### Description of the task
Skip the pictures and extract all of the lines exactly as written.

### Raw records
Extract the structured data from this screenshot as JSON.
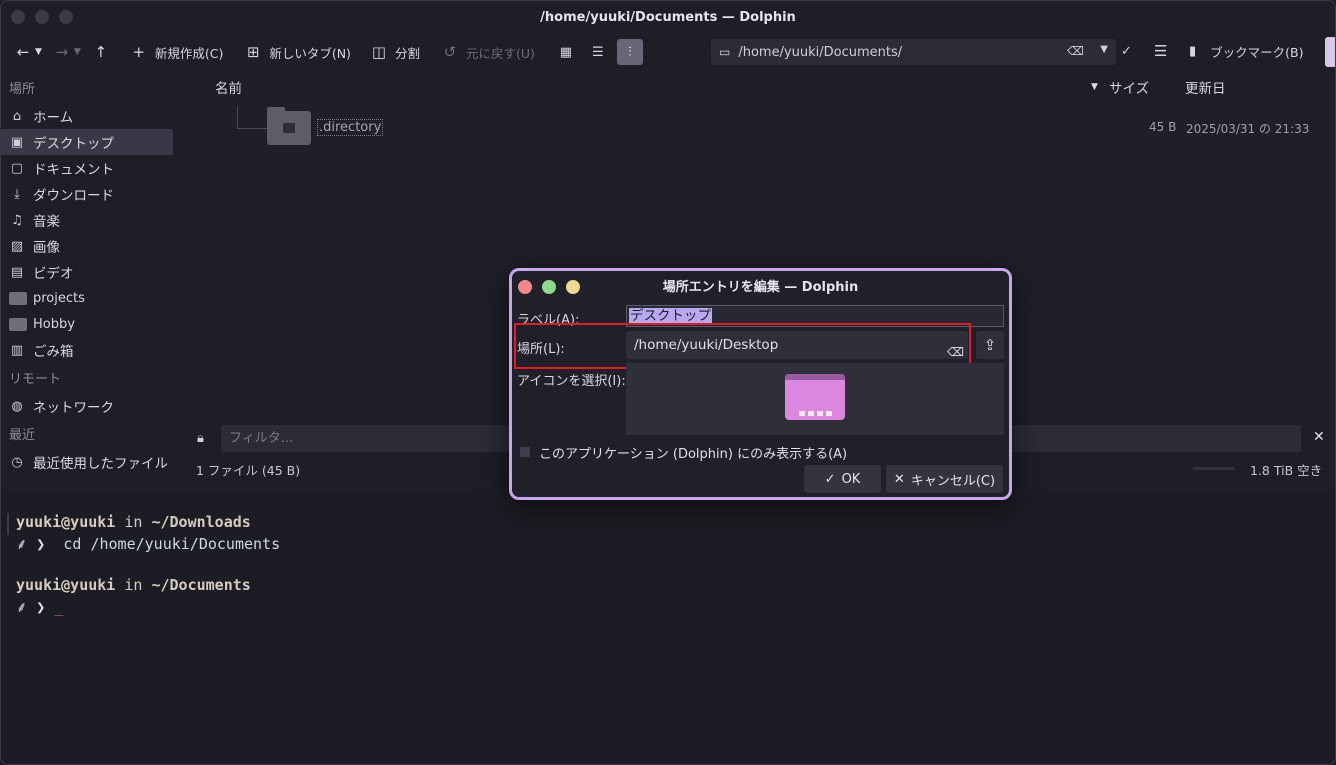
{
  "window": {
    "title": "/home/yuuki/Documents — Dolphin"
  },
  "toolbar": {
    "back_icon": "←",
    "forward_icon": "→",
    "up_icon": "↑",
    "new_label": "新規作成(C)",
    "new_tab_label": "新しいタブ(N)",
    "split_label": "分割",
    "undo_label": "元に戻す(U)",
    "path": "/home/yuuki/Documents/",
    "bookmarks_label": "ブックマーク(B)"
  },
  "sidebar": {
    "places_title": "場所",
    "items": [
      {
        "label": "ホーム",
        "icon": "⌂"
      },
      {
        "label": "デスクトップ",
        "icon": "▣"
      },
      {
        "label": "ドキュメント",
        "icon": "▢"
      },
      {
        "label": "ダウンロード",
        "icon": "⤓"
      },
      {
        "label": "音楽",
        "icon": "♫"
      },
      {
        "label": "画像",
        "icon": "▨"
      },
      {
        "label": "ビデオ",
        "icon": "▤"
      },
      {
        "label": "projects",
        "icon": "folder"
      },
      {
        "label": "Hobby",
        "icon": "folder"
      },
      {
        "label": "ごみ箱",
        "icon": "🗑"
      }
    ],
    "remote_title": "リモート",
    "network_label": "ネットワーク",
    "recent_title": "最近",
    "recent_label": "最近使用したファイル"
  },
  "fileview": {
    "col_name": "名前",
    "col_size": "サイズ",
    "col_date": "更新日",
    "files": [
      {
        "name": ".directory",
        "size": "45 B",
        "date": "2025/03/31 の 21:33"
      }
    ]
  },
  "filter": {
    "placeholder": "フィルタ..."
  },
  "status": {
    "left": "1 ファイル (45 B)",
    "right": "1.8 TiB 空き"
  },
  "terminal": {
    "line1_user": "yuuki@yuuki",
    "line1_in": " in ",
    "line1_dir": "~/Downloads",
    "line2_prompt": "⸙ ❯ ",
    "line2_cmd": " cd /home/yuuki/Documents",
    "line3_user": "yuuki@yuuki",
    "line3_in": " in ",
    "line3_dir": "~/Documents",
    "line4_prompt": "⸙ ❯ ",
    "line4_cursor": "_"
  },
  "dialog": {
    "title": "場所エントリを編集 — Dolphin",
    "label_label": "ラベル(A):",
    "label_value": "デスクトップ",
    "location_label": "場所(L):",
    "location_value": "/home/yuuki/Desktop",
    "icon_label": "アイコンを選択(I):",
    "checkbox_label": "このアプリケーション (Dolphin) にのみ表示する(A)",
    "ok_label": "OK",
    "cancel_label": "キャンセル(C)"
  }
}
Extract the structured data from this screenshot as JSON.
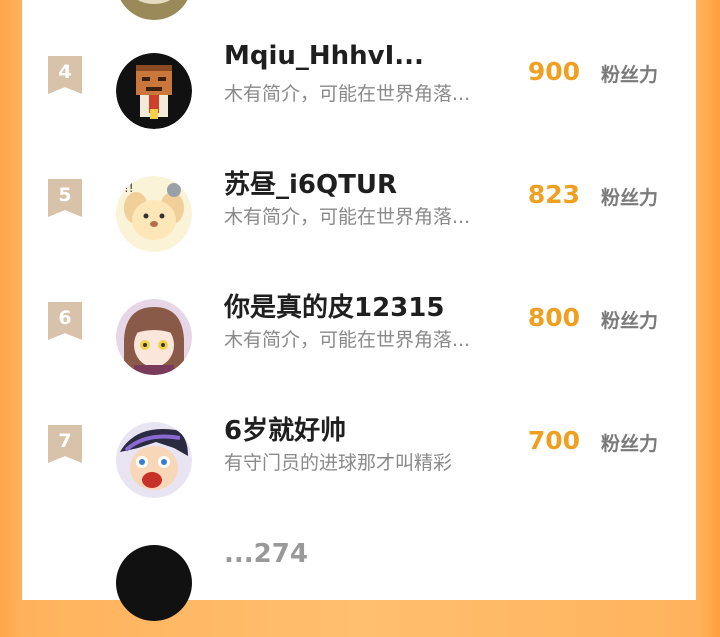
{
  "leaderboard": {
    "rows": [
      {
        "rank": "4",
        "name": "Mqiu_HhhvI...",
        "bio": "木有简介，可能在世界角落...",
        "count": "900",
        "unit": "粉丝力",
        "avatar_icon": "box-head-avatar"
      },
      {
        "rank": "5",
        "name": "苏昼_i6QTUR",
        "bio": "木有简介，可能在世界角落...",
        "count": "823",
        "unit": "粉丝力",
        "avatar_icon": "puppy-avatar"
      },
      {
        "rank": "6",
        "name": "你是真的皮12315",
        "bio": "木有简介，可能在世界角落...",
        "count": "800",
        "unit": "粉丝力",
        "avatar_icon": "anime-girl-avatar"
      },
      {
        "rank": "7",
        "name": "6岁就好帅",
        "bio": "有守门员的进球那才叫精彩",
        "count": "700",
        "unit": "粉丝力",
        "avatar_icon": "shocked-anime-avatar"
      },
      {
        "rank": "",
        "name": "...274",
        "bio": "",
        "count": "",
        "unit": "",
        "avatar_icon": "dark-avatar"
      }
    ]
  },
  "colors": {
    "accent": "#f0a020",
    "background": "#ffb25c",
    "rank_badge": "#d8c2aa"
  }
}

### Full answer
Extract the structured data from this screenshot as JSON.
{
  "window": {
    "title": "/home/yuuki/Documents — Dolphin"
  },
  "toolbar": {
    "back_icon": "←",
    "forward_icon": "→",
    "up_icon": "↑",
    "new_label": "新規作成(C)",
    "new_tab_label": "新しいタブ(N)",
    "split_label": "分割",
    "undo_label": "元に戻す(U)",
    "path": "/home/yuuki/Documents/",
    "bookmarks_label": "ブックマーク(B)"
  },
  "sidebar": {
    "places_title": "場所",
    "items": [
      {
        "label": "ホーム",
        "icon": "⌂"
      },
      {
        "label": "デスクトップ",
        "icon": "▣"
      },
      {
        "label": "ドキュメント",
        "icon": "▢"
      },
      {
        "label": "ダウンロード",
        "icon": "⤓"
      },
      {
        "label": "音楽",
        "icon": "♫"
      },
      {
        "label": "画像",
        "icon": "▨"
      },
      {
        "label": "ビデオ",
        "icon": "▤"
      },
      {
        "label": "projects",
        "icon": "folder"
      },
      {
        "label": "Hobby",
        "icon": "folder"
      },
      {
        "label": "ごみ箱",
        "icon": "🗑"
      }
    ],
    "remote_title": "リモート",
    "network_label": "ネットワーク",
    "recent_title": "最近",
    "recent_label": "最近使用したファイル"
  },
  "fileview": {
    "col_name": "名前",
    "col_size": "サイズ",
    "col_date": "更新日",
    "files": [
      {
        "name": ".directory",
        "size": "45 B",
        "date": "2025/03/31 の 21:33"
      }
    ]
  },
  "filter": {
    "placeholder": "フィルタ..."
  },
  "status": {
    "left": "1 ファイル (45 B)",
    "right": "1.8 TiB 空き"
  },
  "terminal": {
    "line1_user": "yuuki@yuuki",
    "line1_in": " in ",
    "line1_dir": "~/Downloads",
    "line2_prompt": "⸙ ❯ ",
    "line2_cmd": " cd /home/yuuki/Documents",
    "line3_user": "yuuki@yuuki",
    "line3_in": " in ",
    "line3_dir": "~/Documents",
    "line4_prompt": "⸙ ❯ ",
    "line4_cursor": "_"
  },
  "dialog": {
    "title": "場所エントリを編集 — Dolphin",
    "label_label": "ラベル(A):",
    "label_value": "デスクトップ",
    "location_label": "場所(L):",
    "location_value": "/home/yuuki/Desktop",
    "icon_label": "アイコンを選択(I):",
    "checkbox_label": "このアプリケーション (Dolphin) にのみ表示する(A)",
    "ok_label": "OK",
    "cancel_label": "キャンセル(C)"
  }
}
Extract the structured data from this screenshot as JSON.
{
  "leaderboard": {
    "rows": [
      {
        "rank": "4",
        "name": "Mqiu_HhhvI...",
        "bio": "木有简介，可能在世界角落...",
        "count": "900",
        "unit": "粉丝力",
        "avatar_icon": "box-head-avatar"
      },
      {
        "rank": "5",
        "name": "苏昼_i6QTUR",
        "bio": "木有简介，可能在世界角落...",
        "count": "823",
        "unit": "粉丝力",
        "avatar_icon": "puppy-avatar"
      },
      {
        "rank": "6",
        "name": "你是真的皮12315",
        "bio": "木有简介，可能在世界角落...",
        "count": "800",
        "unit": "粉丝力",
        "avatar_icon": "anime-girl-avatar"
      },
      {
        "rank": "7",
        "name": "6岁就好帅",
        "bio": "有守门员的进球那才叫精彩",
        "count": "700",
        "unit": "粉丝力",
        "avatar_icon": "shocked-anime-avatar"
      },
      {
        "rank": "",
        "name": "...274",
        "bio": "",
        "count": "",
        "unit": "",
        "avatar_icon": "dark-avatar"
      }
    ]
  },
  "colors": {
    "accent": "#f0a020",
    "background": "#ffb25c",
    "rank_badge": "#d8c2aa"
  }
}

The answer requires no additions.